▶ [Direction]: In the listing below, locate the lines bearing the word "century". Copy every one of them.

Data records

## start

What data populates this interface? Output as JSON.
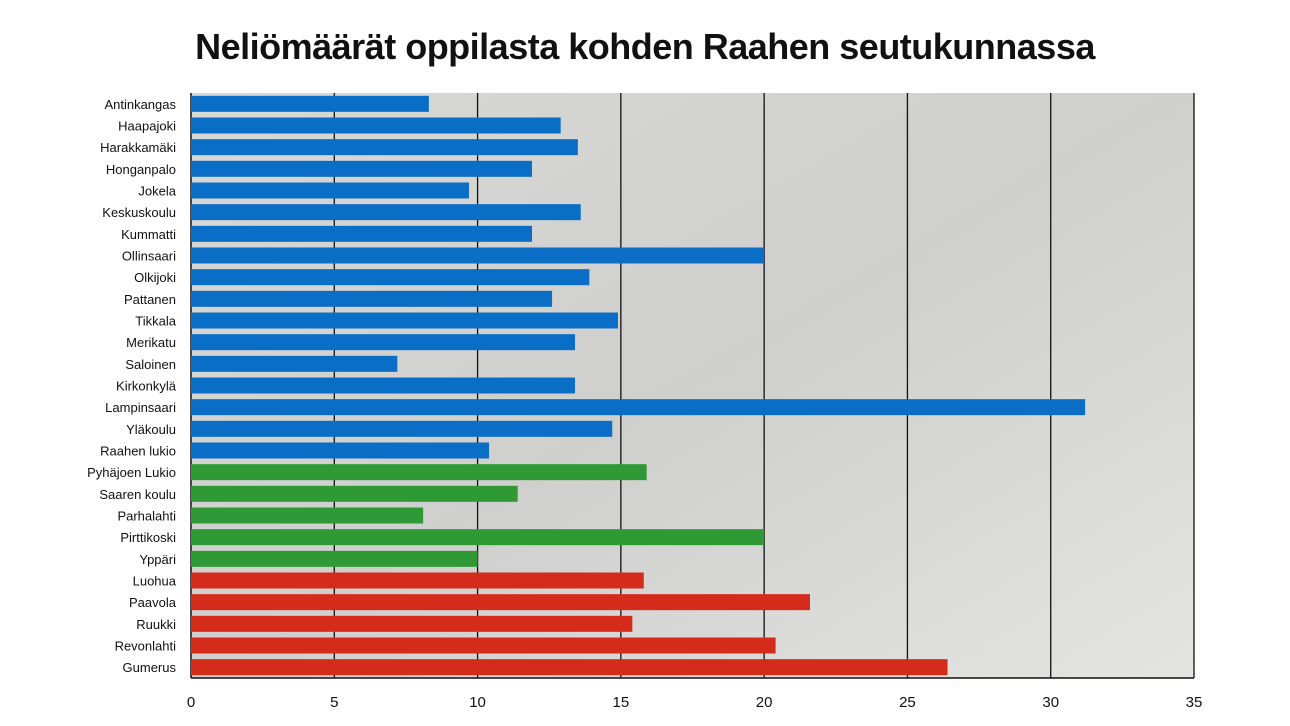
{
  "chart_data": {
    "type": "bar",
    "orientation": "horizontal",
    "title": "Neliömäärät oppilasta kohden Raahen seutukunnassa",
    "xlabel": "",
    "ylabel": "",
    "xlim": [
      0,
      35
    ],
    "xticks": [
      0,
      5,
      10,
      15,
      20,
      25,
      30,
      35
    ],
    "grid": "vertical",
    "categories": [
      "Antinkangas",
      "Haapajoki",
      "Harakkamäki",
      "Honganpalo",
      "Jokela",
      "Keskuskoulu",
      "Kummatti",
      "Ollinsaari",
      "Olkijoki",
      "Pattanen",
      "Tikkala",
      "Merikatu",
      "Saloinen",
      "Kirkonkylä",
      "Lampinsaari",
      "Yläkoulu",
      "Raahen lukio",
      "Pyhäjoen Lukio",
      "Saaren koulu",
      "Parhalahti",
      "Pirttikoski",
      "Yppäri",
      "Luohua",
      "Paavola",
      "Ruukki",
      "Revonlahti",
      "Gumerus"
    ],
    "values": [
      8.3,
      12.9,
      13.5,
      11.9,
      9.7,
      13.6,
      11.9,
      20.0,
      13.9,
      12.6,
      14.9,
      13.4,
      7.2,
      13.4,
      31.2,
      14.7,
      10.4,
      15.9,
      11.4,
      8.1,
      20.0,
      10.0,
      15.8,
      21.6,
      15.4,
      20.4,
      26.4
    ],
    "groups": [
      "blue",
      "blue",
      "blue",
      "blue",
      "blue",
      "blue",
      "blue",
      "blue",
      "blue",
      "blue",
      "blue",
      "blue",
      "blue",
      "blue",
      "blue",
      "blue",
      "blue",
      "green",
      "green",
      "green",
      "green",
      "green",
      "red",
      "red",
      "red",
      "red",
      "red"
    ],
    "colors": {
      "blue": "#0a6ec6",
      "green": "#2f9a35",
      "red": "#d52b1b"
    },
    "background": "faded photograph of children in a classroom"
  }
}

## end
## start

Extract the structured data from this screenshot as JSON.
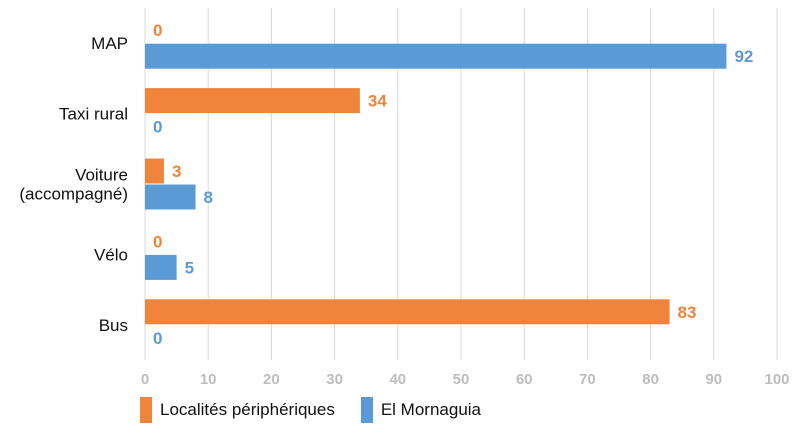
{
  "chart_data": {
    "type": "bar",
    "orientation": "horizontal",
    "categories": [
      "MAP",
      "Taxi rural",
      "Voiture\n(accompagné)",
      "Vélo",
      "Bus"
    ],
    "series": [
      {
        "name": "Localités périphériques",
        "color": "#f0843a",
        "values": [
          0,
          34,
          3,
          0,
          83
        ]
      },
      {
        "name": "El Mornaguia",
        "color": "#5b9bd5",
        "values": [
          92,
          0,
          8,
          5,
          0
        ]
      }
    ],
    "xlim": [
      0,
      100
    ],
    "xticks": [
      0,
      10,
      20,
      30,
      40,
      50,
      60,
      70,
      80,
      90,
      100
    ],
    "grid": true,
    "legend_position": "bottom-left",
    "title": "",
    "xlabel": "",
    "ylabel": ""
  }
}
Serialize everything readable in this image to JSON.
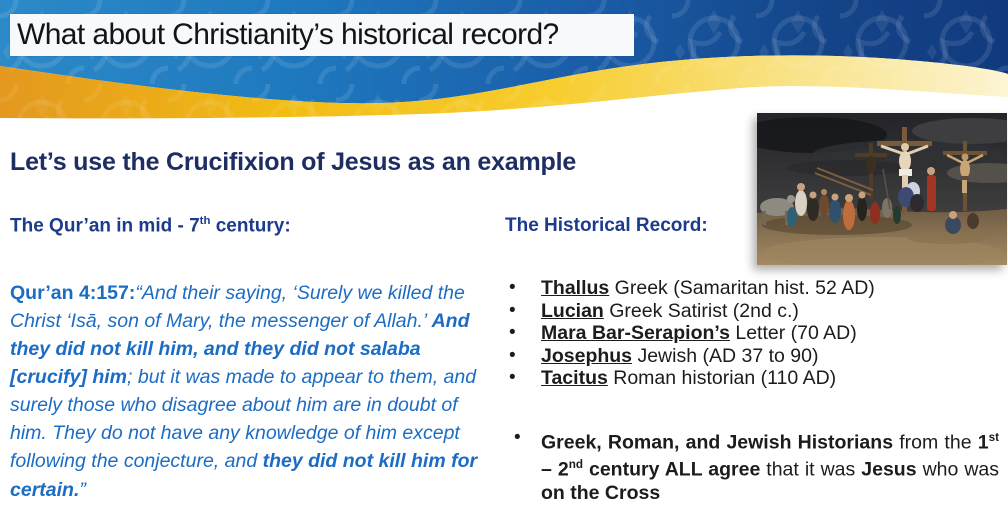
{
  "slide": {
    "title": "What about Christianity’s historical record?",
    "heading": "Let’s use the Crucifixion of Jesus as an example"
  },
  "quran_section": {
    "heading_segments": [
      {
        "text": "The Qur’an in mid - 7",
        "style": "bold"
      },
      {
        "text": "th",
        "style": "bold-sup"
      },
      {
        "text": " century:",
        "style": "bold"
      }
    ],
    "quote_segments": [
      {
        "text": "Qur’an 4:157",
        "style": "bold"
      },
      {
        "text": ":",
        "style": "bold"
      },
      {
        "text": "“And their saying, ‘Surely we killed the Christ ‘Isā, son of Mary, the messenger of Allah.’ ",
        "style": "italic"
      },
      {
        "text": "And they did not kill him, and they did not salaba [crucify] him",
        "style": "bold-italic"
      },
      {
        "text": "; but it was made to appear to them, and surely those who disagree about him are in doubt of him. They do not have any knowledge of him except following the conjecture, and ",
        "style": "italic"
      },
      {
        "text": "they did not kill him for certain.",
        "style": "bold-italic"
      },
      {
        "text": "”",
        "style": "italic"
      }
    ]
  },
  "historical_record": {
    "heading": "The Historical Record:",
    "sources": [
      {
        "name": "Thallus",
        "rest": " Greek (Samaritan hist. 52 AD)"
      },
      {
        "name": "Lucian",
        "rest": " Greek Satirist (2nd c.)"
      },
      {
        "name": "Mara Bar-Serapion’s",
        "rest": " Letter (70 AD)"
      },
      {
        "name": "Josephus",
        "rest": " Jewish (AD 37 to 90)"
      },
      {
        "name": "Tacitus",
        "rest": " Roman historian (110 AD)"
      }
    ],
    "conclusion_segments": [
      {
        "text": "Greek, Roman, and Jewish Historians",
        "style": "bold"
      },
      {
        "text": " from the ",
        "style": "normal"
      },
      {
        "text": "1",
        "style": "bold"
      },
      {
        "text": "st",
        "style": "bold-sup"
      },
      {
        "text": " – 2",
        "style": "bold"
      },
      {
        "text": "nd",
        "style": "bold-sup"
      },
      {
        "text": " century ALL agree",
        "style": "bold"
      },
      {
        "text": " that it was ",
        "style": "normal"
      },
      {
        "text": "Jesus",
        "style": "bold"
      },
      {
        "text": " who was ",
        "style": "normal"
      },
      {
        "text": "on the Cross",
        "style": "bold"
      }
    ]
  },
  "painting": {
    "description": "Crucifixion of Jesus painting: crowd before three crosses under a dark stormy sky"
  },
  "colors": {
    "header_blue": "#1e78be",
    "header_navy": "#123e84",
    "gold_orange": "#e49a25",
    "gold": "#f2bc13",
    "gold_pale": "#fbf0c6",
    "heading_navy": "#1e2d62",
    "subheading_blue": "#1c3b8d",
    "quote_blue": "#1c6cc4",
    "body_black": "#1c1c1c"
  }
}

## end

▶ [Task solution]:
        "text": " century:",
        "text": " century ALL agree",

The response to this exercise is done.